THE REQUEST -
Scan the material that follows. Copy every line containing the word "into".

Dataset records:
* begin *
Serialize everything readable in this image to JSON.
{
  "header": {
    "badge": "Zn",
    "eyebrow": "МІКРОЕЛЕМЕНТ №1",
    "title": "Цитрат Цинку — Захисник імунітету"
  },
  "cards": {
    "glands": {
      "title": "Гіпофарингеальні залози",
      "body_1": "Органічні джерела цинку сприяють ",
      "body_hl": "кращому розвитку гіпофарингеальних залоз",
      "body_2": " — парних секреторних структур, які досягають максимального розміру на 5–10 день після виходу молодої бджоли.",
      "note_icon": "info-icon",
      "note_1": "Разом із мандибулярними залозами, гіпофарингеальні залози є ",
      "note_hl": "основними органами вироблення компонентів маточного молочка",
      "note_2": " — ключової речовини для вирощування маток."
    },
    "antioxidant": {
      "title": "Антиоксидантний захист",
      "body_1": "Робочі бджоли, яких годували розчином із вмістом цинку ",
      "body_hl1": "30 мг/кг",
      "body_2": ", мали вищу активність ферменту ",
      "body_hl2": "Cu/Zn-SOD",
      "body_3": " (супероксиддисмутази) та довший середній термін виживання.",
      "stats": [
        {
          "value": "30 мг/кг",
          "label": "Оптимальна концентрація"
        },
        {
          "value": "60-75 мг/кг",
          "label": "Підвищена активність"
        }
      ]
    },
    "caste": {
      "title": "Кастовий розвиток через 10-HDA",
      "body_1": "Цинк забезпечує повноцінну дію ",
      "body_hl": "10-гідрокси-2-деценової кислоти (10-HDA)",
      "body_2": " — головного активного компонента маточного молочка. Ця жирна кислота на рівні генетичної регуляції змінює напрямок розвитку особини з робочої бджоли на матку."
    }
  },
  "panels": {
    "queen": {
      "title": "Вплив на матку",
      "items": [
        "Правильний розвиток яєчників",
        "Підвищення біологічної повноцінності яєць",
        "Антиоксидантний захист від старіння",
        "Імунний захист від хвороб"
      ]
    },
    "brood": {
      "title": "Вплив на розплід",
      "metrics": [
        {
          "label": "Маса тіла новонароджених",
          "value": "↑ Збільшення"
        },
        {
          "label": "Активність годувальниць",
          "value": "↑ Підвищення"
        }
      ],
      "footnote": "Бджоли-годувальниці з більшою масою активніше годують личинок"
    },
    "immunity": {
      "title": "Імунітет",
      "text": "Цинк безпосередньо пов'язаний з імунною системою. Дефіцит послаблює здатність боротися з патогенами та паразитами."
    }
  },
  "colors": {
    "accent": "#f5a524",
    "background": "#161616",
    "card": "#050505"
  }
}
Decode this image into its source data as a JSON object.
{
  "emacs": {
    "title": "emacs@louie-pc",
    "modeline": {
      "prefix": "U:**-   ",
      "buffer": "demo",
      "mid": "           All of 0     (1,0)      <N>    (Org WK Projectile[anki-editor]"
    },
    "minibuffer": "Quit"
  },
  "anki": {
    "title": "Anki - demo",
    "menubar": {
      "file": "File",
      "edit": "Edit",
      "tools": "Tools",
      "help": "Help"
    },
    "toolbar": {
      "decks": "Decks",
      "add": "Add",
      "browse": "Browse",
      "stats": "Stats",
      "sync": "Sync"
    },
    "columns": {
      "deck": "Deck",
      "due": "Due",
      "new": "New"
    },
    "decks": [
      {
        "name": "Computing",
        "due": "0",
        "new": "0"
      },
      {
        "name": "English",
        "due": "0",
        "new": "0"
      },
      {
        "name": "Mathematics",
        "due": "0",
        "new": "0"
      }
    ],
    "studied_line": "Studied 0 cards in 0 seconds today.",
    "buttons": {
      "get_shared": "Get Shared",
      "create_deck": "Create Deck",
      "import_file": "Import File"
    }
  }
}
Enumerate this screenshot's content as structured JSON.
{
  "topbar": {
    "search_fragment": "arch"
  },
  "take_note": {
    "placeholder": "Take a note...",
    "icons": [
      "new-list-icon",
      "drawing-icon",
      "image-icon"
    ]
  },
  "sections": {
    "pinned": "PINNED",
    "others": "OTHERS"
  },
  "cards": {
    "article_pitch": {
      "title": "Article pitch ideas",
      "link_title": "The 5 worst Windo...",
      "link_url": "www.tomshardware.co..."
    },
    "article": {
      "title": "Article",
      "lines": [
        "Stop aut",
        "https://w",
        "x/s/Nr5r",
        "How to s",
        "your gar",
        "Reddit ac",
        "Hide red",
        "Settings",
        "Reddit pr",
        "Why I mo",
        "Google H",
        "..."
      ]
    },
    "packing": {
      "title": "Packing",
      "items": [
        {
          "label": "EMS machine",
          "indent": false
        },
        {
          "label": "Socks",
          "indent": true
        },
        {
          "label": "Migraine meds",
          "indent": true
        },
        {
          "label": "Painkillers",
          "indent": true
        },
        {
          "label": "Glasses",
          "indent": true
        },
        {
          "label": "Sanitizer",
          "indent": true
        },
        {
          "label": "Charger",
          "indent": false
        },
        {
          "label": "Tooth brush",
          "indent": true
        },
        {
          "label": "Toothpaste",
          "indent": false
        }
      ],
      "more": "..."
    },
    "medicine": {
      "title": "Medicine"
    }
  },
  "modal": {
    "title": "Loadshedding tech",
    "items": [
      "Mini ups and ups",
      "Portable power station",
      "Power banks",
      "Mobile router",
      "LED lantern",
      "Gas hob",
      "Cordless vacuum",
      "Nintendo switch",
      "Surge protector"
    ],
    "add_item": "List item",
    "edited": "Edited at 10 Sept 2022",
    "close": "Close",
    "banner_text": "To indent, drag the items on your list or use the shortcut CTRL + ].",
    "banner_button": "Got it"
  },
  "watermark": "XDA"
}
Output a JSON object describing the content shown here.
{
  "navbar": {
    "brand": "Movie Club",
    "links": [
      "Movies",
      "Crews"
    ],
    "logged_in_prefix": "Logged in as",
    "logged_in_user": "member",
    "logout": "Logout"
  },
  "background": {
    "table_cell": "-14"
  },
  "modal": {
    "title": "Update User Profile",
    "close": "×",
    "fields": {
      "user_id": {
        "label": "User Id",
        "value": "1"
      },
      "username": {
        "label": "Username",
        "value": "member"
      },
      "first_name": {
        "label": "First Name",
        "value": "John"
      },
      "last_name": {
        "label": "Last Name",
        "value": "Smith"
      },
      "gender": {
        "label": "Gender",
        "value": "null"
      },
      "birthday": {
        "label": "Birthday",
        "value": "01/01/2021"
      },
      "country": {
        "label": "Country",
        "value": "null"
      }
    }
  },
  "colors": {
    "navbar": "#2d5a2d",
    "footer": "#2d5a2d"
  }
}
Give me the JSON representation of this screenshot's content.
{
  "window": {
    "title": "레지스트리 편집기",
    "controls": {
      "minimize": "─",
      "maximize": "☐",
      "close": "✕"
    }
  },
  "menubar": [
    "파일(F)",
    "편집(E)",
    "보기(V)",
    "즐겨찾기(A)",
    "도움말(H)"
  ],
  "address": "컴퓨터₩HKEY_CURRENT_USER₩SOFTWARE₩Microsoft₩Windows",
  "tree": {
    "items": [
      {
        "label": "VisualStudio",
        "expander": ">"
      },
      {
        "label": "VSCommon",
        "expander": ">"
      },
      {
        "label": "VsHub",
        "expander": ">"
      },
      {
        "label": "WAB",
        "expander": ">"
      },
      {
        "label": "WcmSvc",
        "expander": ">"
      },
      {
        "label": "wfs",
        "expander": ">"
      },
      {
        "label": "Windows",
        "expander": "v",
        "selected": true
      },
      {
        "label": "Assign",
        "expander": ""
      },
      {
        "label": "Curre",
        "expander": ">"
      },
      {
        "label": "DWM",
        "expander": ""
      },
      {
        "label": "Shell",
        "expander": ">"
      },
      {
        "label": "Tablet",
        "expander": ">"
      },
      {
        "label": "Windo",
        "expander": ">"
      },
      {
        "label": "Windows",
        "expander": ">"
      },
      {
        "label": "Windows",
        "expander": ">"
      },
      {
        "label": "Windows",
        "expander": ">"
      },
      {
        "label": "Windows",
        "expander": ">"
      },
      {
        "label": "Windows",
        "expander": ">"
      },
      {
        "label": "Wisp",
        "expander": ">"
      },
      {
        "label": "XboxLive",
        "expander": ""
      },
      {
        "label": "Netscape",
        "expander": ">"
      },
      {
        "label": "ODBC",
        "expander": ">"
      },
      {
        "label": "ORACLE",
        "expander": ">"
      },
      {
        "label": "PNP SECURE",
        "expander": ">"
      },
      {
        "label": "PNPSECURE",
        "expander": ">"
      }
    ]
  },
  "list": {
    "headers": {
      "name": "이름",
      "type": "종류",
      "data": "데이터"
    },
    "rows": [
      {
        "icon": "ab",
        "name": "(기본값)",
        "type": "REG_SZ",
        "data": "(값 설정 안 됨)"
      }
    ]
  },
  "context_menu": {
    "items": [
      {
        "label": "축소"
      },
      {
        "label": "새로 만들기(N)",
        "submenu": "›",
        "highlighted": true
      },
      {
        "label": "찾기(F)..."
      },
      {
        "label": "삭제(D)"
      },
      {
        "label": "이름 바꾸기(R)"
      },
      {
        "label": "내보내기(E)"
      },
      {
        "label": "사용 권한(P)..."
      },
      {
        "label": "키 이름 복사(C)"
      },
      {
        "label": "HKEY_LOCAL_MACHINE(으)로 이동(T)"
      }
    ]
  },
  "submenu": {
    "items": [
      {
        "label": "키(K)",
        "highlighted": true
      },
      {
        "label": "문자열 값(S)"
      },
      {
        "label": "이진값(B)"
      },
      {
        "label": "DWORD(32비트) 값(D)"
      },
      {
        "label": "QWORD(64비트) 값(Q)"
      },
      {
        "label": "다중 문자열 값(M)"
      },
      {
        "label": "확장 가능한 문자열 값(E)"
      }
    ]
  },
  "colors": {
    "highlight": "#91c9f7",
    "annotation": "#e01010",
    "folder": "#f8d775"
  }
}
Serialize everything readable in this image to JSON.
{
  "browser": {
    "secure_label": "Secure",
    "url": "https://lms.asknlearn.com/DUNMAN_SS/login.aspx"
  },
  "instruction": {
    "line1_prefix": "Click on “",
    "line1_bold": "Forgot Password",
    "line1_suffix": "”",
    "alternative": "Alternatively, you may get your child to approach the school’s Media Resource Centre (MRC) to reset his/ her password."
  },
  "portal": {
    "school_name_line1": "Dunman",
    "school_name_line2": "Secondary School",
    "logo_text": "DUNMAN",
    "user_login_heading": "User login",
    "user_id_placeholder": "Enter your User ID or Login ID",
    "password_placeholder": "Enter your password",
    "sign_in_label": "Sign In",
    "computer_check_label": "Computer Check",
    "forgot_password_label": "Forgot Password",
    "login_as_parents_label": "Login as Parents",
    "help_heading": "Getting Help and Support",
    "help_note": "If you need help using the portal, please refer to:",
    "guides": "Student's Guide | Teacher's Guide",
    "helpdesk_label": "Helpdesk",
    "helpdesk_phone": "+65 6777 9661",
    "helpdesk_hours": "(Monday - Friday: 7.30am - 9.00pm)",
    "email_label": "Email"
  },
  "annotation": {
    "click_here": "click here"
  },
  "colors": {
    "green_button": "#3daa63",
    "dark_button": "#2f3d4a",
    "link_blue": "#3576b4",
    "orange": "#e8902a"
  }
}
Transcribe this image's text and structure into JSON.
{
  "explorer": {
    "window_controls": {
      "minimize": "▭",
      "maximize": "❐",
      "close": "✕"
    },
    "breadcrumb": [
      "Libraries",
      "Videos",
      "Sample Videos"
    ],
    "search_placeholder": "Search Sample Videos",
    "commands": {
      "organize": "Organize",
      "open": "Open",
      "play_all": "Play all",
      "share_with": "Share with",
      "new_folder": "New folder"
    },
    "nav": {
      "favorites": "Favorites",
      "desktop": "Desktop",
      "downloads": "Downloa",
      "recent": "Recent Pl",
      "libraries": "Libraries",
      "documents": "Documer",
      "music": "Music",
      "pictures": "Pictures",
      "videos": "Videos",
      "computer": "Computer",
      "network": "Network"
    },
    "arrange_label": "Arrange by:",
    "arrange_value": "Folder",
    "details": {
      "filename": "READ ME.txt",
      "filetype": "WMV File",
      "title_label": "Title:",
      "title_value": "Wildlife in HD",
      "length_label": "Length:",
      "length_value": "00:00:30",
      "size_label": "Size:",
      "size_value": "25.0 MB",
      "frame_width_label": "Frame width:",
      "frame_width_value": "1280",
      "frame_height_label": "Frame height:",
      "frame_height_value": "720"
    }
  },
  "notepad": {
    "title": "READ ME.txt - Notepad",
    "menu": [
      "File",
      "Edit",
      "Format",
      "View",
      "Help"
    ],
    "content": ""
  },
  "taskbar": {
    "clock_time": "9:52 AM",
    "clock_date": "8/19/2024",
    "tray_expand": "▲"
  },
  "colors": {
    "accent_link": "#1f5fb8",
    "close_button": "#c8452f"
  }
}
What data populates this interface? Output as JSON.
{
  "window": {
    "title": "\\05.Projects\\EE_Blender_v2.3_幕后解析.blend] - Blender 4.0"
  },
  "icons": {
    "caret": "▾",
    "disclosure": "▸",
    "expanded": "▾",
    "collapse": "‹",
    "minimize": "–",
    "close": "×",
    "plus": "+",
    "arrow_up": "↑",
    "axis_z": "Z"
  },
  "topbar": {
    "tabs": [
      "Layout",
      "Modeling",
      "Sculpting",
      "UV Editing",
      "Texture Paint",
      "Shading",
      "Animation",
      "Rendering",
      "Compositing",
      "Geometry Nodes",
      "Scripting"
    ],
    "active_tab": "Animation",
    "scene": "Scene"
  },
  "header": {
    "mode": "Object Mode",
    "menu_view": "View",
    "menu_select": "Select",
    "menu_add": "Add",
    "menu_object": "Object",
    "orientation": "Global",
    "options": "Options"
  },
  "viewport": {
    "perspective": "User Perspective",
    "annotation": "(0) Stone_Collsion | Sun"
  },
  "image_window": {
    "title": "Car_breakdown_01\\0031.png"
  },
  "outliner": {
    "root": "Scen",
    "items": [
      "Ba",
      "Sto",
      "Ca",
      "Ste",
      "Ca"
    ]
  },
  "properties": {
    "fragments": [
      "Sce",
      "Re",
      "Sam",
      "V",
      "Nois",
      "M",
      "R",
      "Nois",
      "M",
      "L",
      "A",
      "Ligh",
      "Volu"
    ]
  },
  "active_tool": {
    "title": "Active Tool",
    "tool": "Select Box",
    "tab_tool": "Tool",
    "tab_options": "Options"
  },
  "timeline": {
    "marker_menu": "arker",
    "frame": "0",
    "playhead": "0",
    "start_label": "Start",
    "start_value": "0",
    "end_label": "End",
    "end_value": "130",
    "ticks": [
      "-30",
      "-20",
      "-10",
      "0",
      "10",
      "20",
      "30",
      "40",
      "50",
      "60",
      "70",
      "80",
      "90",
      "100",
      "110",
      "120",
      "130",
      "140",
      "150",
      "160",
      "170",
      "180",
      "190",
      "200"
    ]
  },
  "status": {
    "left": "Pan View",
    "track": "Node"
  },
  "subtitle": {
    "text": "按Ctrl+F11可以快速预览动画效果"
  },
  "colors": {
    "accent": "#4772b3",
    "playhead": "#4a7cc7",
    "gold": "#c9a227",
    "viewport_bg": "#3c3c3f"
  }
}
* end *
ANSWER TO THIS PROBLEM -
Decode this image into its source data as a JSON object.
Transcribe this image's text and structure into JSON.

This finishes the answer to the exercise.